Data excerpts
────────────────────────────────────────

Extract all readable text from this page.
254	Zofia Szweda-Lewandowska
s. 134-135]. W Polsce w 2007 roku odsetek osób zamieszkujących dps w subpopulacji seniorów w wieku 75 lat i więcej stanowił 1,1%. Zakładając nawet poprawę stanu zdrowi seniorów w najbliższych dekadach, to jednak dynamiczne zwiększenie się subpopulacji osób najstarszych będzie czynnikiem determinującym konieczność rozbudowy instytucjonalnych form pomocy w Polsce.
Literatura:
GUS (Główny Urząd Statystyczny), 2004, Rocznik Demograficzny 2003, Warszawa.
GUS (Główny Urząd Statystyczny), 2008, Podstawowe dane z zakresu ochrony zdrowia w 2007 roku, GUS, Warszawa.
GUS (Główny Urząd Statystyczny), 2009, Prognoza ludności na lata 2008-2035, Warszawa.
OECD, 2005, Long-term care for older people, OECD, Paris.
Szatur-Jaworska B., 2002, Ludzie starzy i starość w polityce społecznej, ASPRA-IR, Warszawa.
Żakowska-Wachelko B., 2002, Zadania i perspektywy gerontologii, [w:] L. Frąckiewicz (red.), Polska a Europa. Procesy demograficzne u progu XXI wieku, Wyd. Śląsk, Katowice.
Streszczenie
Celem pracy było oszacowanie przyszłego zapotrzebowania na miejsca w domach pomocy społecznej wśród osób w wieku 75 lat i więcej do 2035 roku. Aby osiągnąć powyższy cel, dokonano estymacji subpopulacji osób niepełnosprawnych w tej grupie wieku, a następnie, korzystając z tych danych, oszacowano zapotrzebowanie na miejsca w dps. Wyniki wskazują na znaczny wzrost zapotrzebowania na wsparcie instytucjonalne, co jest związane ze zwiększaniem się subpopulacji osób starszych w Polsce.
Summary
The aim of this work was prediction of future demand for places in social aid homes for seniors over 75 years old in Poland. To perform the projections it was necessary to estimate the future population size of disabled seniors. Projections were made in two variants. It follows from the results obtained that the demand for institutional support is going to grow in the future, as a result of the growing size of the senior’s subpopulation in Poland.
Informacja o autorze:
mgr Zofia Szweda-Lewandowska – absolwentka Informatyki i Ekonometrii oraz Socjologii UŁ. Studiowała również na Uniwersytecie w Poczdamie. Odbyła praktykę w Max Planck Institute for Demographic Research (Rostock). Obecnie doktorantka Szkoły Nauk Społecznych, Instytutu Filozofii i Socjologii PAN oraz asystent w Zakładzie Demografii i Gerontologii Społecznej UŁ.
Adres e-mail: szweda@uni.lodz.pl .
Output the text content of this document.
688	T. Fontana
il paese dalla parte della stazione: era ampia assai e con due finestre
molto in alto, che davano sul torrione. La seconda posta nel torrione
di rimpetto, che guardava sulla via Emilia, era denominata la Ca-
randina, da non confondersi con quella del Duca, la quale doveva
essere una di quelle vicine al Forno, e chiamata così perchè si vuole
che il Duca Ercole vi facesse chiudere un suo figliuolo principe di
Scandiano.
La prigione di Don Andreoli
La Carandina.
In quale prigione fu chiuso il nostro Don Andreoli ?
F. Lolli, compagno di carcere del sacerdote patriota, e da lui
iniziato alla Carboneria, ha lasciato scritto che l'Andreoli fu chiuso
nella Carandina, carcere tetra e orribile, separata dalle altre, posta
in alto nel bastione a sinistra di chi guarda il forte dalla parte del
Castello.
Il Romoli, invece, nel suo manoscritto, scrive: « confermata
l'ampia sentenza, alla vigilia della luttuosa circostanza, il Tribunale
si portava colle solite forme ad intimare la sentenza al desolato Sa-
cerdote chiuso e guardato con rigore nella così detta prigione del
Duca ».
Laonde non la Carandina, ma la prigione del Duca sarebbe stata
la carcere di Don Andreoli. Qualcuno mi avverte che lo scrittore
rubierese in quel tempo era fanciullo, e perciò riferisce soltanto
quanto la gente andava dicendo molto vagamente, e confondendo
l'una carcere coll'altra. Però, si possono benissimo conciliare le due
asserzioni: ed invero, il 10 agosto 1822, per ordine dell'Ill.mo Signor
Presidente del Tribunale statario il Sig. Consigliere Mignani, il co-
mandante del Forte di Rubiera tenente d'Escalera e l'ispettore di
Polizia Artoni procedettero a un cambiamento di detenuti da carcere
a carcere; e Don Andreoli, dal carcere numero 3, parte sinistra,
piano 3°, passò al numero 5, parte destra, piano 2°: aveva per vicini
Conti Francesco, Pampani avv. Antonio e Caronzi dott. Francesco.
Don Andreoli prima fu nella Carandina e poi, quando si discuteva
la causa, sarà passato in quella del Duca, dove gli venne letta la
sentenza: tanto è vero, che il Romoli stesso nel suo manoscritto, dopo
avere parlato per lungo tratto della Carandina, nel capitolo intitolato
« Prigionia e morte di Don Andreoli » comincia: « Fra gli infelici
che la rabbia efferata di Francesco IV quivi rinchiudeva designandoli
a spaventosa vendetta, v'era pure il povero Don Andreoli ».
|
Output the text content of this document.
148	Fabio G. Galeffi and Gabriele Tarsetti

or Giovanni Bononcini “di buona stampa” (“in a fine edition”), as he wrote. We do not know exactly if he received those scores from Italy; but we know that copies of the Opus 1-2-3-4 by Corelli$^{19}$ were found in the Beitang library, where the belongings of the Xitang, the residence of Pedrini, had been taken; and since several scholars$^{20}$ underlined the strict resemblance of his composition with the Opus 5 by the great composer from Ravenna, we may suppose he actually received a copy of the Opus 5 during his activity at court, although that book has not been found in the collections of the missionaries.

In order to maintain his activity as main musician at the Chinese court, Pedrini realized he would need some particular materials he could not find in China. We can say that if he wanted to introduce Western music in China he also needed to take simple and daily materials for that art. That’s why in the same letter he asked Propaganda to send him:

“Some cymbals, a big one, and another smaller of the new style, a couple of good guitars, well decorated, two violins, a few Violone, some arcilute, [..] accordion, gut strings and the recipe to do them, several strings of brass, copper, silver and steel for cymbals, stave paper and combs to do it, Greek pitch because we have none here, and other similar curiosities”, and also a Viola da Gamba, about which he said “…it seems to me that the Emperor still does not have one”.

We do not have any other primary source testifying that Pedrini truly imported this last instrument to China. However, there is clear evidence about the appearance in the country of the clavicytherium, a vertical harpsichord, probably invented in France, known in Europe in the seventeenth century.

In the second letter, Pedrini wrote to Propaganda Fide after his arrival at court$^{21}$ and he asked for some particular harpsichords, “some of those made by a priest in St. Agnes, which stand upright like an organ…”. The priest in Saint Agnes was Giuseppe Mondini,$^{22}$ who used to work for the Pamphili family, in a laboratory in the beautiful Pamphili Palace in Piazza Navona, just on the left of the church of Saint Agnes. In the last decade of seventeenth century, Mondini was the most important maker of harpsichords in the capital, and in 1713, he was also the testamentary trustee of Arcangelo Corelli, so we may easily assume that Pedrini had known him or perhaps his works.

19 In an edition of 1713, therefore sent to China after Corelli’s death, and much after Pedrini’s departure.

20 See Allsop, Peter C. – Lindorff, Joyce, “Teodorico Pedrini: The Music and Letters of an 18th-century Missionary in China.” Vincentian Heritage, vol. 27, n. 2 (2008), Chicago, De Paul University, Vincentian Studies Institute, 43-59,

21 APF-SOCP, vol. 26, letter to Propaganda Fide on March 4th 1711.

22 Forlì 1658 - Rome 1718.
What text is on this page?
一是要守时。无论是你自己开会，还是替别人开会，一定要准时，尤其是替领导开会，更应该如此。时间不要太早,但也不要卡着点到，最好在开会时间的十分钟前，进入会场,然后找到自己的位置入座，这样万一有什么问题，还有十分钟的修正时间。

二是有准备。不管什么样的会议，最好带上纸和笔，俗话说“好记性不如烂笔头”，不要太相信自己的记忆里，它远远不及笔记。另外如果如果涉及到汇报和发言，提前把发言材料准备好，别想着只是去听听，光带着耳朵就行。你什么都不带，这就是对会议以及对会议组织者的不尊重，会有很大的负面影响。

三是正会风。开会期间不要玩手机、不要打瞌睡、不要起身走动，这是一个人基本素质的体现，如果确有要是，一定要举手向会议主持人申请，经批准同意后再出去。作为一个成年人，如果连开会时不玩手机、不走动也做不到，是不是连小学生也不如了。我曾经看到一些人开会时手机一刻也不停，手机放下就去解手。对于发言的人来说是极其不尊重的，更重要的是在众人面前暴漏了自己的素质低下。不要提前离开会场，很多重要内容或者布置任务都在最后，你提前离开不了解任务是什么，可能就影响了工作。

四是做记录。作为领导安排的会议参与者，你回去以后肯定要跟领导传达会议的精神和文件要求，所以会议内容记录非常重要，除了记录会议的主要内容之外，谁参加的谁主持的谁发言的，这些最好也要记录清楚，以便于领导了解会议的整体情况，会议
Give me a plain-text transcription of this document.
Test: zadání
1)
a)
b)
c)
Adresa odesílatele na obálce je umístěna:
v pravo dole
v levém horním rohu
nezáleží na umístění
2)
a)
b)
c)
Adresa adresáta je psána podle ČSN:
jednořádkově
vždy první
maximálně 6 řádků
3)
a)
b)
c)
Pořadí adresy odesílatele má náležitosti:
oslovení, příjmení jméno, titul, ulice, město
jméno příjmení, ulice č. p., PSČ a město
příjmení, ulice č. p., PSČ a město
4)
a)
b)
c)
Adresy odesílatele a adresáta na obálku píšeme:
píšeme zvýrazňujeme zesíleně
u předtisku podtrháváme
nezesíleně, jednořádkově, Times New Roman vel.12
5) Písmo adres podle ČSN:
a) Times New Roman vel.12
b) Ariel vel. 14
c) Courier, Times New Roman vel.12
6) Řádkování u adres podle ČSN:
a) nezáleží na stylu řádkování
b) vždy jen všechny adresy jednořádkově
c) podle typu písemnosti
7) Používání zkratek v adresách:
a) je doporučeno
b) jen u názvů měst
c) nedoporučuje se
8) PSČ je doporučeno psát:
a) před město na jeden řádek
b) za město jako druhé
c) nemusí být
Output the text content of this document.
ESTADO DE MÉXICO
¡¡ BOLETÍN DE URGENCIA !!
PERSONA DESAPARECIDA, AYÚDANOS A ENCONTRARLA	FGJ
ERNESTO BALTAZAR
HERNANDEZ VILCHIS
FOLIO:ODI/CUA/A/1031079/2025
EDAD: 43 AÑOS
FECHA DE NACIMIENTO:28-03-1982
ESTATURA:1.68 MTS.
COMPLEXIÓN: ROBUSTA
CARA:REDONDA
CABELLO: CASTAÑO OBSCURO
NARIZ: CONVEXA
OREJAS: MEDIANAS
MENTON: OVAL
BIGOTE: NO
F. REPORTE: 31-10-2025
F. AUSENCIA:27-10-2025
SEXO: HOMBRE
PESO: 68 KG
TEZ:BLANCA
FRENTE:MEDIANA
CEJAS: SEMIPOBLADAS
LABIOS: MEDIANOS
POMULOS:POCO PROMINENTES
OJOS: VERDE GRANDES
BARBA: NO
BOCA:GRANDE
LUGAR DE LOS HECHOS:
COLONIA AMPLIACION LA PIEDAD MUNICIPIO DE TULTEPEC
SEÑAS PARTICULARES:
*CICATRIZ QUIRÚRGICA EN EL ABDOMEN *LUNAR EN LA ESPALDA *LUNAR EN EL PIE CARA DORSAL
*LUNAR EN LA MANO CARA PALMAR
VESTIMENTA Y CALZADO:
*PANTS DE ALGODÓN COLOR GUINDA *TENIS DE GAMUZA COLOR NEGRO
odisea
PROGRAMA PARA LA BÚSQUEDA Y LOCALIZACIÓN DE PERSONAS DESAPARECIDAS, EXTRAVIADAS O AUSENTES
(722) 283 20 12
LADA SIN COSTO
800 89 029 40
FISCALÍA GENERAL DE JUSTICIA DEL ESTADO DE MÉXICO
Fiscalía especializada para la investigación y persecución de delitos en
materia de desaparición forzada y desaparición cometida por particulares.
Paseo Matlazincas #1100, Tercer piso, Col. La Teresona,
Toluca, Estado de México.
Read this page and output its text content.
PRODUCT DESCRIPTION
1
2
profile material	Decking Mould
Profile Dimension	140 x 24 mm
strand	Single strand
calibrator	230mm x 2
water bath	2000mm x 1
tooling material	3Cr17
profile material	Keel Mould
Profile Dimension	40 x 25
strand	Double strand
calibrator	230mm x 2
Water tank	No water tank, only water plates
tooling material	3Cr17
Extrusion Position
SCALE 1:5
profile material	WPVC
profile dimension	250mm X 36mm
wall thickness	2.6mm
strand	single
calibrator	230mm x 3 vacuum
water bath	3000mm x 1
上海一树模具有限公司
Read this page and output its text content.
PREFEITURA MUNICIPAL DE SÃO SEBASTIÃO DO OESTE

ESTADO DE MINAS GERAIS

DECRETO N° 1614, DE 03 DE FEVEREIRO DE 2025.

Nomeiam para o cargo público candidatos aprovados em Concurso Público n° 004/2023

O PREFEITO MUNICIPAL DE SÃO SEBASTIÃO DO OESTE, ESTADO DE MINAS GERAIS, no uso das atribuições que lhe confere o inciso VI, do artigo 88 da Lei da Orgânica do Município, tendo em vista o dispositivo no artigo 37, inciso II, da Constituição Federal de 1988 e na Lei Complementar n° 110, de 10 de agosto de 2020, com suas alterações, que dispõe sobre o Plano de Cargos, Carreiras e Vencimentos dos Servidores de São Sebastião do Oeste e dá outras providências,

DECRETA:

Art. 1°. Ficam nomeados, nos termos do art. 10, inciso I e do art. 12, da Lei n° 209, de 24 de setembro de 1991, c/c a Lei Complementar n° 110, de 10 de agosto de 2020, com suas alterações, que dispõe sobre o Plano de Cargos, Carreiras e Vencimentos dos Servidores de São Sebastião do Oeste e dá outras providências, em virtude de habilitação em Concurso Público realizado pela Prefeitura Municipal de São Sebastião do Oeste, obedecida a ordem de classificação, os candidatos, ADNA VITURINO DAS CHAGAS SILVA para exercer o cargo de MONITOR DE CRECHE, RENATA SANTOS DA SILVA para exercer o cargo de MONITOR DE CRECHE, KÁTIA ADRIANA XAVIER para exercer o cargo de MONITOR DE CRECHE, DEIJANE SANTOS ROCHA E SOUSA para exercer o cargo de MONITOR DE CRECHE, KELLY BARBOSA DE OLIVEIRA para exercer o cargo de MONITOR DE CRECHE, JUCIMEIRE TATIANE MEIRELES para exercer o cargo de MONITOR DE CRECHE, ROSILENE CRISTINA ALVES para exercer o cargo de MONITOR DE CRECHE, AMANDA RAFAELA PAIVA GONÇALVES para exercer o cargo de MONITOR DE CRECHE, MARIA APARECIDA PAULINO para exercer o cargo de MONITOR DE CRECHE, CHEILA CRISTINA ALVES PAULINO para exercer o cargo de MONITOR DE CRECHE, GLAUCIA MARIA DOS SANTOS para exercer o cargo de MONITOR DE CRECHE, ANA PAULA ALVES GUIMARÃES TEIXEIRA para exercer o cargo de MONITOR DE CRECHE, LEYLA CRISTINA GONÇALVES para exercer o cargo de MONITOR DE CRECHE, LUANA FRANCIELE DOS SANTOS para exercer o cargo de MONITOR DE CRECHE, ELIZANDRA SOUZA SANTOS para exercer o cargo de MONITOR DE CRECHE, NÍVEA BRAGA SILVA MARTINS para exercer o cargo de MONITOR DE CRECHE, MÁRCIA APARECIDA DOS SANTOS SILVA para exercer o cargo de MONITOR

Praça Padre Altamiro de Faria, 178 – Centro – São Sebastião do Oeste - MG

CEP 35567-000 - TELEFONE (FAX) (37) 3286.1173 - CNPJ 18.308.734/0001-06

────────────────────────────────────────

# WORK TO BE COMPLETED:
Find every line above that contains the word "prigione", and return each one.

# EXERCISE OUTPUT:
La prigione di Don Andreoli
In quale prigione fu chiuso il nostro Don Andreoli ?
cerdote chiuso e guardato con rigore nella così detta prigione del
Laonde non la Carandina, ma la prigione del Duca sarebbe stata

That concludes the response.